◆ **Tarefa a realizar**:
Reproduza o trecho da notícia sobre as bandeiras tarifárias da Cemig, começando em "Custos da distribuidora" e seguindo até "Contas da União.".

◆ **Texto de estudo**:

· · · · · · ·

Consumidores da Cemig pagaram quase R$ 2 bi com bandeiras desde 2015

Custos da distribuidora somaram até abril desse ano R$ 2,5 bilhões

Os consumidores da Cemig Distribuição pagaram quase R$ 2 bilhões a mais na conta de energia entre janeiro de 2015 e abril de 2018, com a implantação do sistema de bandeiras tarifárias. No mesmo período, os custos totais da distribuidora com o acionamento do mecanismo ficou em R$ 2,53 bilhões, dos quais R$ 592,66 milhões estão diretamente relacionados à geração termelétrica. Os dados foram repassados pela Agência Nacional de Energia Elétrica ao Tribunal de Contas da União.

Desde 2015, a estatal recebeu da Conta Bandeiras R$ 214,55 milhões para compensar  os custos financeiros não cobertos pela arrecadação das bandeiras. A maior parte desse valor, R$ 196,2 milhões, foi liberada entre março de 2017 e fevereiro de 2018, e somou-se aos R$ 795,3 milhões (em valores atualizados) pagos pelos consumidores como adicional tarifário.

· · · · · · ·

◆ **Dados de previsão de caixas delimitadoras**:
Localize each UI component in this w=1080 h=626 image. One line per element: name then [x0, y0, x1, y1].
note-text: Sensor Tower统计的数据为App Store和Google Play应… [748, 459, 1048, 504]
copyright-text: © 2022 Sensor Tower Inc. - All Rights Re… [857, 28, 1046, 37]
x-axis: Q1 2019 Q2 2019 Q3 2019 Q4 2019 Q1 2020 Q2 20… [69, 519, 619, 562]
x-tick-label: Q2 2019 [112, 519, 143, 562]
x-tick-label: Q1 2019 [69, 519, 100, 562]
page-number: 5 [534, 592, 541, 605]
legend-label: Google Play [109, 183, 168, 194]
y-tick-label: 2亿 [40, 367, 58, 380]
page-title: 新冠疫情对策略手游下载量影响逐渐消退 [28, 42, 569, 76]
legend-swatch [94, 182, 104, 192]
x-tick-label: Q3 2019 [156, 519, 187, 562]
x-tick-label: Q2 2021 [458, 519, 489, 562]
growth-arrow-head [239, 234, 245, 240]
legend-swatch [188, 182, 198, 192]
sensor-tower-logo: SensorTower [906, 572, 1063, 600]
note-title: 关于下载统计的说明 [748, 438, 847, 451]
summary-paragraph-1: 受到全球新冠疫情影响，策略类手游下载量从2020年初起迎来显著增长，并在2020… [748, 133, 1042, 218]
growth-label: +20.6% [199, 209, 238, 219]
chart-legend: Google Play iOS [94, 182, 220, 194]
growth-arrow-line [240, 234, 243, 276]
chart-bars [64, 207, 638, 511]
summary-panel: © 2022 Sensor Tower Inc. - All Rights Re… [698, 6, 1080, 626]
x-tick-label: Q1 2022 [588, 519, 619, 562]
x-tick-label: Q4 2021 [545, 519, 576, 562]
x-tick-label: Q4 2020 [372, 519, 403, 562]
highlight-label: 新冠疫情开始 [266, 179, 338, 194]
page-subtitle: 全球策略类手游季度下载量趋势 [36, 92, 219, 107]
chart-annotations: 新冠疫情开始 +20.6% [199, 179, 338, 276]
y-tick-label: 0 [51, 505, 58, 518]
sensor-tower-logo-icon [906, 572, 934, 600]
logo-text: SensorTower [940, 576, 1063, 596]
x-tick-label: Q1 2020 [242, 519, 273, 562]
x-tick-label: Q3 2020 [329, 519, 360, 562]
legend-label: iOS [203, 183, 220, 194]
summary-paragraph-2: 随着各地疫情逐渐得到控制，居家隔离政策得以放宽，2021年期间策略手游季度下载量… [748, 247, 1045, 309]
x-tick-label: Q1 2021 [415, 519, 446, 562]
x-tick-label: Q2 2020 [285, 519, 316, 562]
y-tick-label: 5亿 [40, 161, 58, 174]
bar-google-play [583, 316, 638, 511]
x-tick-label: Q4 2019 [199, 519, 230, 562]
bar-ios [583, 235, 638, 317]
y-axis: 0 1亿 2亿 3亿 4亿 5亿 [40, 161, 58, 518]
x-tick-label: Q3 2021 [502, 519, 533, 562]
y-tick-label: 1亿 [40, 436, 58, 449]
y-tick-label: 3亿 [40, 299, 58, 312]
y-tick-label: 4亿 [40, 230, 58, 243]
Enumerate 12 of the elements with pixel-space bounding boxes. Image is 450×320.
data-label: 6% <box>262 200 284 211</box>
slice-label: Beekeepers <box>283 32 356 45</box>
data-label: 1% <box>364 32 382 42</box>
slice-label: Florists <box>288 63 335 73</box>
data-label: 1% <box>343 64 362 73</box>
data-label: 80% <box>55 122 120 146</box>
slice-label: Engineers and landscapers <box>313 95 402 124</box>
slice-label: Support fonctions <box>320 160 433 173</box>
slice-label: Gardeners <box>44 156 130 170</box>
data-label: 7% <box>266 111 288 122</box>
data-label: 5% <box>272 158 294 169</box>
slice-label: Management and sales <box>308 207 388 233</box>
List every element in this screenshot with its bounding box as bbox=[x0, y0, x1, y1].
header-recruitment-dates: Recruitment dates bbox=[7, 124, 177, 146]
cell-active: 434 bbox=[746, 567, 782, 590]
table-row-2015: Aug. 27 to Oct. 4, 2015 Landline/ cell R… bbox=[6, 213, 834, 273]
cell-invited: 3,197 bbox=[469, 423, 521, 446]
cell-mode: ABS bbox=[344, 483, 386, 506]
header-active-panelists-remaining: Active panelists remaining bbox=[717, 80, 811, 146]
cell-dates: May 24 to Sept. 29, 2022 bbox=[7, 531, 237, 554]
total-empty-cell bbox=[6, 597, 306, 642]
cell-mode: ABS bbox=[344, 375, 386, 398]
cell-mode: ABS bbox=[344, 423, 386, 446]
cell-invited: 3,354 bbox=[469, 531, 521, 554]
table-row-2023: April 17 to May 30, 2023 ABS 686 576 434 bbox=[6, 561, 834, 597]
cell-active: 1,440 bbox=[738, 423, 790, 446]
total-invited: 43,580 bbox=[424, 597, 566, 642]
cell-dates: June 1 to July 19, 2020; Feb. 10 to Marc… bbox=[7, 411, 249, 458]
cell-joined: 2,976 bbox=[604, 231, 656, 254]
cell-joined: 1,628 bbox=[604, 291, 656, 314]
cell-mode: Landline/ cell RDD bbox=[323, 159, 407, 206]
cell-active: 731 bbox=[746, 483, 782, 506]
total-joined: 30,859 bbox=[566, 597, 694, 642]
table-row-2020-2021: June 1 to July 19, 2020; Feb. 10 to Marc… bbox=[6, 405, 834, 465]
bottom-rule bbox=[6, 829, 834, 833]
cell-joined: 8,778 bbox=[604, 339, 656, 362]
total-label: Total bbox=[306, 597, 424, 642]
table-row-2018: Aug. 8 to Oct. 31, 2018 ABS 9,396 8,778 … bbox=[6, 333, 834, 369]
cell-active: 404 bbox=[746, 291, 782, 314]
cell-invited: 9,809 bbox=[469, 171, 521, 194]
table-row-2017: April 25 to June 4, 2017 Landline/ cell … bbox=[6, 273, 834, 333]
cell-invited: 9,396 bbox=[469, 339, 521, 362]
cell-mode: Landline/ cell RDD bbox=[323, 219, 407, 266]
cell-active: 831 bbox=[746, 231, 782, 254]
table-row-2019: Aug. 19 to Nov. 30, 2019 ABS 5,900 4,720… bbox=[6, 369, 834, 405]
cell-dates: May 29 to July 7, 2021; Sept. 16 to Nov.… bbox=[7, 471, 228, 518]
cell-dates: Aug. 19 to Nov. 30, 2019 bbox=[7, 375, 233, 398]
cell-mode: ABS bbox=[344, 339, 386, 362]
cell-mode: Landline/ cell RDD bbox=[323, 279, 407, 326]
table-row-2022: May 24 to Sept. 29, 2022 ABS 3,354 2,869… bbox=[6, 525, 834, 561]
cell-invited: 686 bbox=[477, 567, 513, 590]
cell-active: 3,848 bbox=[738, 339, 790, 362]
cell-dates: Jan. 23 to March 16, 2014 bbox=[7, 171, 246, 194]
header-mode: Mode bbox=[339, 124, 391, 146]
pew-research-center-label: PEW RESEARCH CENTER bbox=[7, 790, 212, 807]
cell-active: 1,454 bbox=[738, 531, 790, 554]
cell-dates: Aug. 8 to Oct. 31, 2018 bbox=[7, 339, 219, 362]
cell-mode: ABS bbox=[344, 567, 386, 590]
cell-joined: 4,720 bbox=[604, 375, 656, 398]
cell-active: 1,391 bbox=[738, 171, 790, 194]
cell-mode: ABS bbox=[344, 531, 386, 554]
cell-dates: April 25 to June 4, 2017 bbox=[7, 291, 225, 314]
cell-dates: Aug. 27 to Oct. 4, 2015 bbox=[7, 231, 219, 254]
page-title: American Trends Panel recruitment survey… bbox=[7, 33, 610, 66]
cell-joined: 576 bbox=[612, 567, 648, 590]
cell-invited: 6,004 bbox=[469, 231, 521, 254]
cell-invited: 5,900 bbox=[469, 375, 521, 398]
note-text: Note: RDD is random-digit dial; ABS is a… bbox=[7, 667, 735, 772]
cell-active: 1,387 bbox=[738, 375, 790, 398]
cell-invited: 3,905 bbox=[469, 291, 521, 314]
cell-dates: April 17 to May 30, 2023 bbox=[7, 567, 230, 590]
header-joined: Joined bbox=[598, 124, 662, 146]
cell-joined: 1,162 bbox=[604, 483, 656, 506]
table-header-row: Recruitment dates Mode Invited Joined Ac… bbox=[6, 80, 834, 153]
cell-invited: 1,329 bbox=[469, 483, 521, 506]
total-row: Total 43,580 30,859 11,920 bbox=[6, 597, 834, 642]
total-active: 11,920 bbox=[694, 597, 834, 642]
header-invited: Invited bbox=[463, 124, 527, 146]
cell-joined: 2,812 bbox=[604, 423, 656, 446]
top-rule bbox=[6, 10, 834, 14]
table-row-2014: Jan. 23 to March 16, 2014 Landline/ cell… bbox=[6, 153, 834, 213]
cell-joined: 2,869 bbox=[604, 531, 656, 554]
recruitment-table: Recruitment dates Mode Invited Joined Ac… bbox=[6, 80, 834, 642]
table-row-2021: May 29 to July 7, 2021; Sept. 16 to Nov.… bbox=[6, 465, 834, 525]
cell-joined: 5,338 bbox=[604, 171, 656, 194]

· · · · · · ·

◆ **Resultado do exercício**:
Custos da distribuidora somaram até abril desse ano R$ 2,5 bilhões

Os consumidores da Cemig Distribuição pagaram quase R$ 2 bilhões a mais na conta de energia entre janeiro de 2015 e abril de 2018, com a implantação do sistema de bandeiras tarifárias. No mesmo período, os custos totais da distribuidora com o acionamento do mecanismo ficou em R$ 2,53 bilhões, dos quais R$ 592,66 milhões estão diretamente relacionados à geração termelétrica. Os dados foram repassados pela Agência Nacional de Energia Elétrica ao Tribunal de Contas da União.